→ EXERCISE
Work through the data and report how many lines include the string "előírások", giving the number alone.

→ DATA SHOWN
* begin *

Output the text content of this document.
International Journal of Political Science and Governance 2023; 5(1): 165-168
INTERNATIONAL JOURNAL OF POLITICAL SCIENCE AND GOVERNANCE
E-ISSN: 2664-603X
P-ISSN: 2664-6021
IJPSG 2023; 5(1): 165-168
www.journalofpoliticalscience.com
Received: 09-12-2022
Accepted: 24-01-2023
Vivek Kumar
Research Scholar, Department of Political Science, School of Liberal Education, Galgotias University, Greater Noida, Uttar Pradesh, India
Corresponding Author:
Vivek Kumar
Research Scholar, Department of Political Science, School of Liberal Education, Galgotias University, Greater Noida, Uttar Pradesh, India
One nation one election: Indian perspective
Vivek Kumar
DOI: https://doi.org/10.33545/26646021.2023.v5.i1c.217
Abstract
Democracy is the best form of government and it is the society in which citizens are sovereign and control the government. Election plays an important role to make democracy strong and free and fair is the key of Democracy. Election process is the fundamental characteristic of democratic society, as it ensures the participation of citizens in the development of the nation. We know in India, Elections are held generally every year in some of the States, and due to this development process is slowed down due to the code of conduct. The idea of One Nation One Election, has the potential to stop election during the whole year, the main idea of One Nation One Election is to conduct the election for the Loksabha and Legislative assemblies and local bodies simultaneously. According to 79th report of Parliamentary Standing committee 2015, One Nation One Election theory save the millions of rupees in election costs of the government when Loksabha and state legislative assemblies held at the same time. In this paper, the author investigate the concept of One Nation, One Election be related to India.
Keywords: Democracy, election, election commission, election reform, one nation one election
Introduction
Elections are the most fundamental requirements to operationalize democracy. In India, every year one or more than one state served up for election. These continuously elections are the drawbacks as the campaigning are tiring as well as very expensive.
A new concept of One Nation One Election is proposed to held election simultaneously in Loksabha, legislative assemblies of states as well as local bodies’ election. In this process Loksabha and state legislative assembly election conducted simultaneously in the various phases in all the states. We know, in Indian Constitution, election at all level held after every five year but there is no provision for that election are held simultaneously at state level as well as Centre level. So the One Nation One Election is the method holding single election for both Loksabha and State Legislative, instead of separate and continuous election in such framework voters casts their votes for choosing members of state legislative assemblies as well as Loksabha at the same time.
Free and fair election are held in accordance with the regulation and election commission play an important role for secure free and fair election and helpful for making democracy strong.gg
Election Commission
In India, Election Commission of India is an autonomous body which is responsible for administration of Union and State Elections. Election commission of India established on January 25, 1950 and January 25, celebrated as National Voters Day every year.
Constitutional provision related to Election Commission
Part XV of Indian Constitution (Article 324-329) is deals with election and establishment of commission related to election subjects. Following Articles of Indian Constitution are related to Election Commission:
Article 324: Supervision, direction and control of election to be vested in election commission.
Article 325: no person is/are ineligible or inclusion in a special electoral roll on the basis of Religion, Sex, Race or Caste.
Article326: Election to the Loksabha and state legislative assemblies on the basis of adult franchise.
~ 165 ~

* end *
* begin *

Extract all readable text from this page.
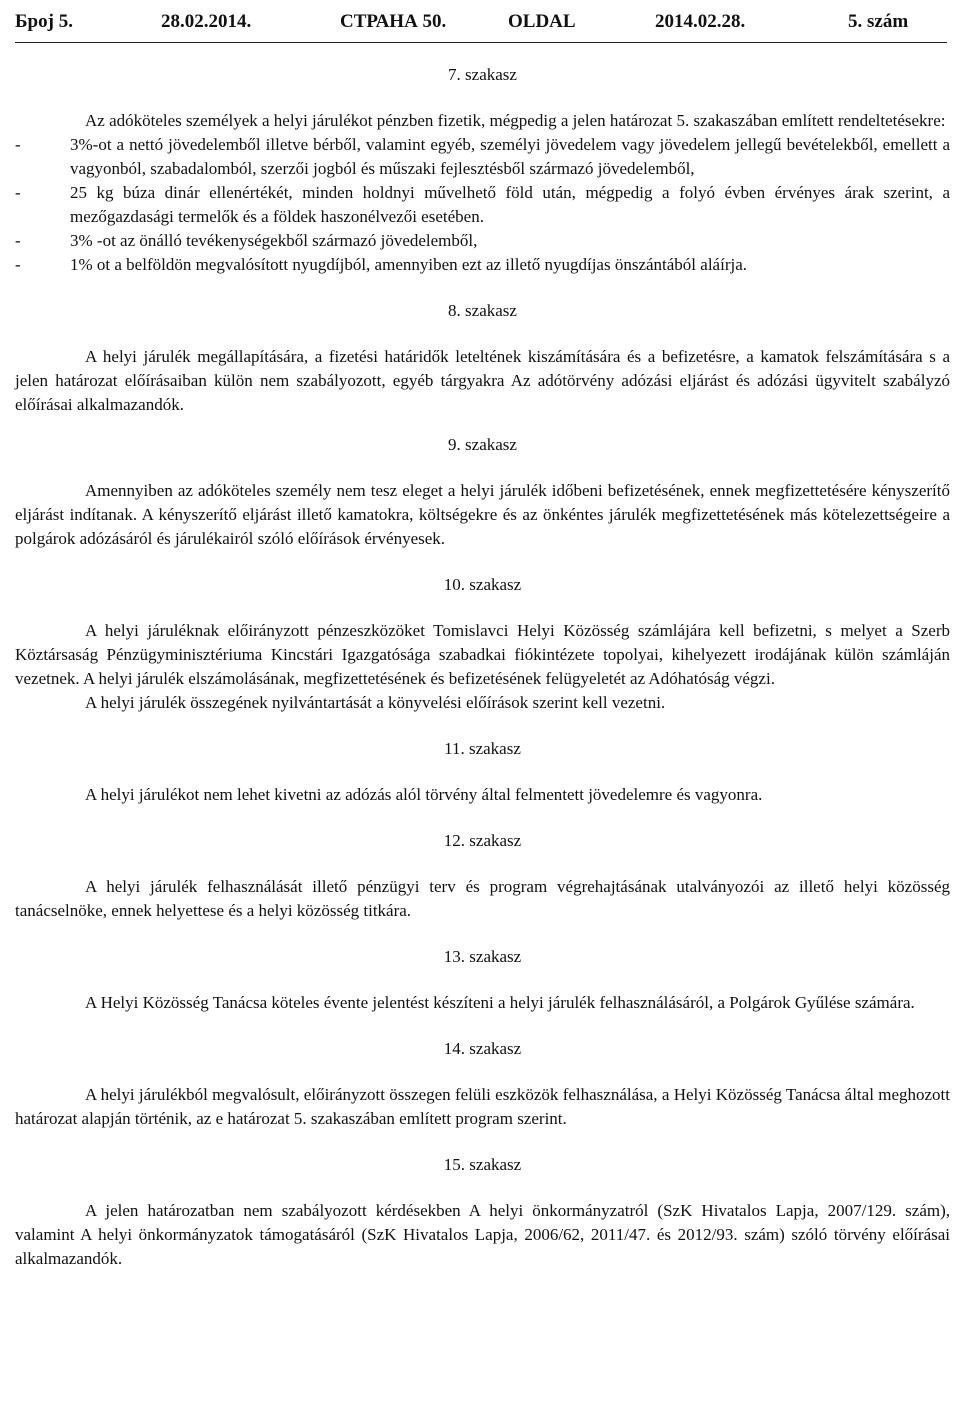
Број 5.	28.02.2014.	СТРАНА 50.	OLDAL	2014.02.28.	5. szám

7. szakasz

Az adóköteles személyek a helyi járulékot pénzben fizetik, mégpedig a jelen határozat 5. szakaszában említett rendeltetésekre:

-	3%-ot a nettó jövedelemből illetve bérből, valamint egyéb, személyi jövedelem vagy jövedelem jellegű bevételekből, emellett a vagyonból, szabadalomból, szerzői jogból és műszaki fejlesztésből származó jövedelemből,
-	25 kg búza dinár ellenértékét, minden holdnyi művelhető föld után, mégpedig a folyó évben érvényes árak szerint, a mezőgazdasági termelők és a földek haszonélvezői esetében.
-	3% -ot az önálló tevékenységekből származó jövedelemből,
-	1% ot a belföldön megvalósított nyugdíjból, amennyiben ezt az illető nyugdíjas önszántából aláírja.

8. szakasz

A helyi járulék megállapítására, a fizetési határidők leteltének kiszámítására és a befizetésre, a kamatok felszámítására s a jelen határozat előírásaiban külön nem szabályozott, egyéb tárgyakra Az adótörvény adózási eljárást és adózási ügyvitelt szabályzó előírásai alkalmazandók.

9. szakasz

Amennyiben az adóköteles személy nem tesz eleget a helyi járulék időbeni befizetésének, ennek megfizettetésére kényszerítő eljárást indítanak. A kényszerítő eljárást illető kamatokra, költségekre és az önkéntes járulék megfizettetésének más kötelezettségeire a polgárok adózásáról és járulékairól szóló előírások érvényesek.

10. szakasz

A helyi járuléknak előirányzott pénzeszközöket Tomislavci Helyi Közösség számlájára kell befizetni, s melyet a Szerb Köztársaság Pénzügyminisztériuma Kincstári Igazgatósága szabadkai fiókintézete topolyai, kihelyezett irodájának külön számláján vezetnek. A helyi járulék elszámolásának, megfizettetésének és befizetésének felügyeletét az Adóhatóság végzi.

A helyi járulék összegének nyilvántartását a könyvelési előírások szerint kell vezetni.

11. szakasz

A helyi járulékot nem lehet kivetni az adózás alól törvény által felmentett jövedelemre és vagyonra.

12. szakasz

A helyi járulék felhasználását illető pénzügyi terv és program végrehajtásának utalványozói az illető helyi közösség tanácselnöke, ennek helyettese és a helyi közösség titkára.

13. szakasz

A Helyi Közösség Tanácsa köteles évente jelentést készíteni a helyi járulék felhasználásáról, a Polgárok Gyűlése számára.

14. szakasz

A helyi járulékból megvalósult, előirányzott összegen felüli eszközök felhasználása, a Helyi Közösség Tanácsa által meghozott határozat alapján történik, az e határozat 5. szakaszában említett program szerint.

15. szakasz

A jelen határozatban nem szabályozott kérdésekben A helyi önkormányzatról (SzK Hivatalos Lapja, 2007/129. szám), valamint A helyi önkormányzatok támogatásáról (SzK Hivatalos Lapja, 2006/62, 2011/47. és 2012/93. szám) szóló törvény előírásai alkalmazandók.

* end *
* begin *

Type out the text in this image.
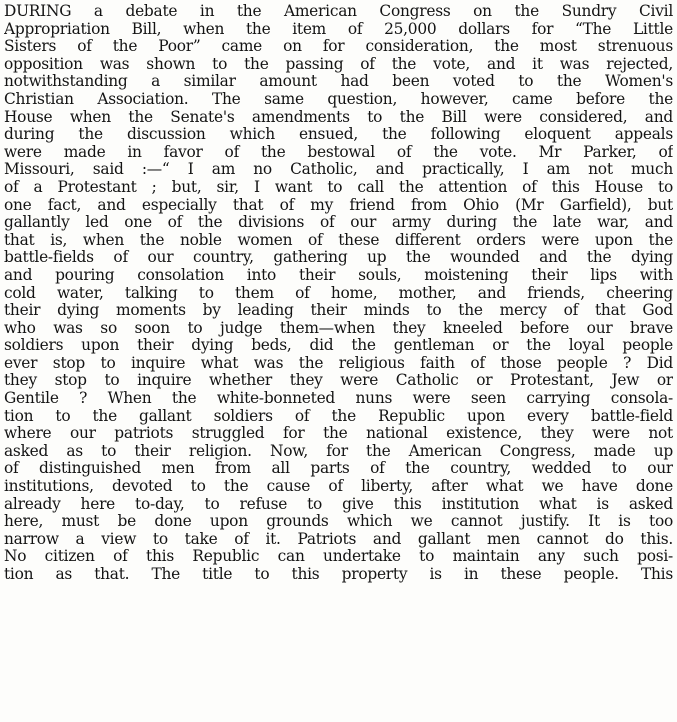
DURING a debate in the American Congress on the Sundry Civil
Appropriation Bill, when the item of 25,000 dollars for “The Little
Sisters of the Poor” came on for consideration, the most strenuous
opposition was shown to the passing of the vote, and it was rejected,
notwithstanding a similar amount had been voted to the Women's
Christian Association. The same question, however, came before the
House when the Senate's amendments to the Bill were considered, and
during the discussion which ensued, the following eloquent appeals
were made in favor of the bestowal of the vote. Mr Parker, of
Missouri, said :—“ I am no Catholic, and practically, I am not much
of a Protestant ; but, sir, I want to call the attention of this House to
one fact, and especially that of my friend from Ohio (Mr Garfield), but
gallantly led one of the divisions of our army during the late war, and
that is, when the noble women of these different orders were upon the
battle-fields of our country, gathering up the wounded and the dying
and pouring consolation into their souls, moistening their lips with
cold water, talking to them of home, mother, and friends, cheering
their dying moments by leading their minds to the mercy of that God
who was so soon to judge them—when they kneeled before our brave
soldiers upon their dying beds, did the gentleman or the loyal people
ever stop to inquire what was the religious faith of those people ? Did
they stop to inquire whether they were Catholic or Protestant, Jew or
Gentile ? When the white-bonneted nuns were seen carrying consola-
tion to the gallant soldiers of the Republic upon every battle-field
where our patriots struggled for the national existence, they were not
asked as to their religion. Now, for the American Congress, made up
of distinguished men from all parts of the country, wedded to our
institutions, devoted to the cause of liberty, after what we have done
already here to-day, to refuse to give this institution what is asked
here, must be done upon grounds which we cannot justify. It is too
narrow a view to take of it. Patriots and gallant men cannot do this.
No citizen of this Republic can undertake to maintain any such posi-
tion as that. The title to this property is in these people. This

* end *

→ TASK SOLUTION
2